- [AIM OF THE EXERCISE] Reproduce every line of the records with "interactable" substituted by "clickable" wherever it occurs, leaving everything else unchanged and omitting the pictures.

- [MATERIAL FOR THE TASK]
┄┄┄┄┄┄┄┄┄┄
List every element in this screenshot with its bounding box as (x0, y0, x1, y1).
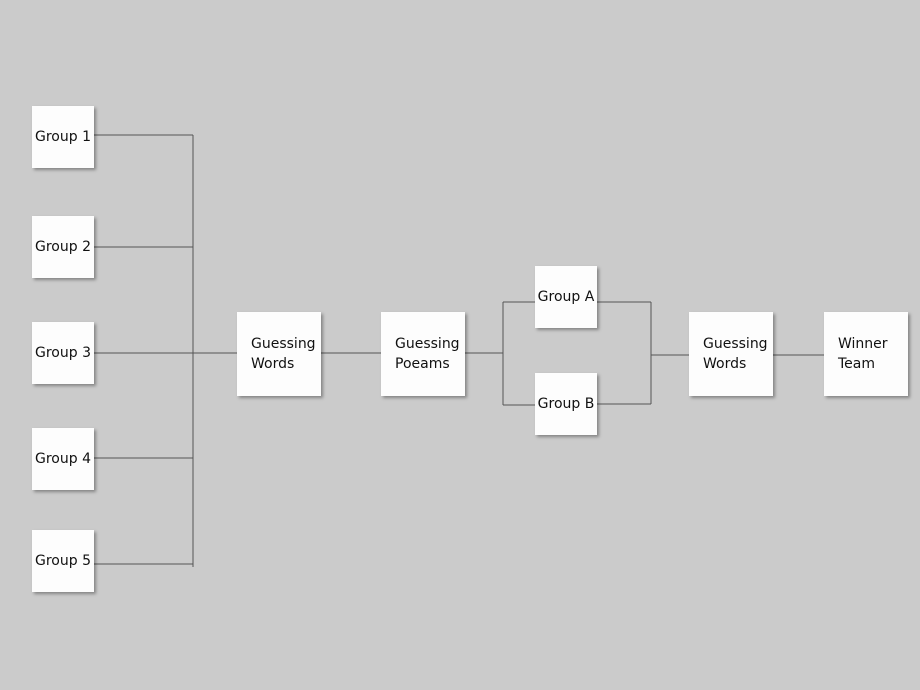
node-label: Group A (537, 289, 595, 305)
node-label: Guessing (395, 336, 460, 352)
node-label: Words (251, 356, 295, 372)
guessing-words-node[interactable]: Guessing Words (237, 312, 321, 396)
node-label: Guessing (251, 336, 316, 352)
group-3-node[interactable]: Group 3 (32, 322, 94, 384)
node-label: Group 4 (35, 451, 91, 467)
node-label: Words (703, 356, 747, 372)
group-4-node[interactable]: Group 4 (32, 428, 94, 490)
group-2-node[interactable]: Group 2 (32, 216, 94, 278)
group-a-node[interactable]: Group A (535, 266, 597, 328)
final-guessing-words-node[interactable]: Guessing Words (689, 312, 773, 396)
group-5-node[interactable]: Group 5 (32, 530, 94, 592)
node-label: Team (838, 356, 876, 372)
node-label: Winner (838, 336, 888, 352)
group-1-node[interactable]: Group 1 (32, 106, 94, 168)
node-label: Group 5 (35, 553, 91, 569)
node-label: Guessing (703, 336, 768, 352)
node-label: Group 1 (35, 129, 91, 145)
guessing-poems-node[interactable]: Guessing Poeams (381, 312, 465, 396)
winner-team-node[interactable]: Winner Team (824, 312, 908, 396)
node-label: Group 2 (35, 239, 91, 255)
node-label: Poeams (395, 356, 450, 372)
node-label: Group B (537, 396, 595, 412)
node-label: Group 3 (35, 345, 91, 361)
group-b-node[interactable]: Group B (535, 373, 597, 435)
┄┄┄┄┄┄┄┄┄┄
- [FINISHED TASK]
List every element in this screenshot with its bounding box as (x0, y0, x1, y1).
node-label: Group A (537, 289, 595, 305)
node-label: Guessing (395, 336, 460, 352)
node-label: Words (251, 356, 295, 372)
guessing-words-node[clickable]: Guessing Words (237, 312, 321, 396)
node-label: Guessing (251, 336, 316, 352)
group-3-node[clickable]: Group 3 (32, 322, 94, 384)
node-label: Group 4 (35, 451, 91, 467)
node-label: Words (703, 356, 747, 372)
group-4-node[clickable]: Group 4 (32, 428, 94, 490)
group-2-node[clickable]: Group 2 (32, 216, 94, 278)
group-a-node[clickable]: Group A (535, 266, 597, 328)
final-guessing-words-node[clickable]: Guessing Words (689, 312, 773, 396)
group-5-node[clickable]: Group 5 (32, 530, 94, 592)
node-label: Team (838, 356, 876, 372)
node-label: Winner (838, 336, 888, 352)
group-1-node[clickable]: Group 1 (32, 106, 94, 168)
node-label: Group 5 (35, 553, 91, 569)
node-label: Guessing (703, 336, 768, 352)
node-label: Group 1 (35, 129, 91, 145)
guessing-poems-node[clickable]: Guessing Poeams (381, 312, 465, 396)
winner-team-node[clickable]: Winner Team (824, 312, 908, 396)
node-label: Group 2 (35, 239, 91, 255)
node-label: Poeams (395, 356, 450, 372)
node-label: Group B (537, 396, 595, 412)
node-label: Group 3 (35, 345, 91, 361)
group-b-node[clickable]: Group B (535, 373, 597, 435)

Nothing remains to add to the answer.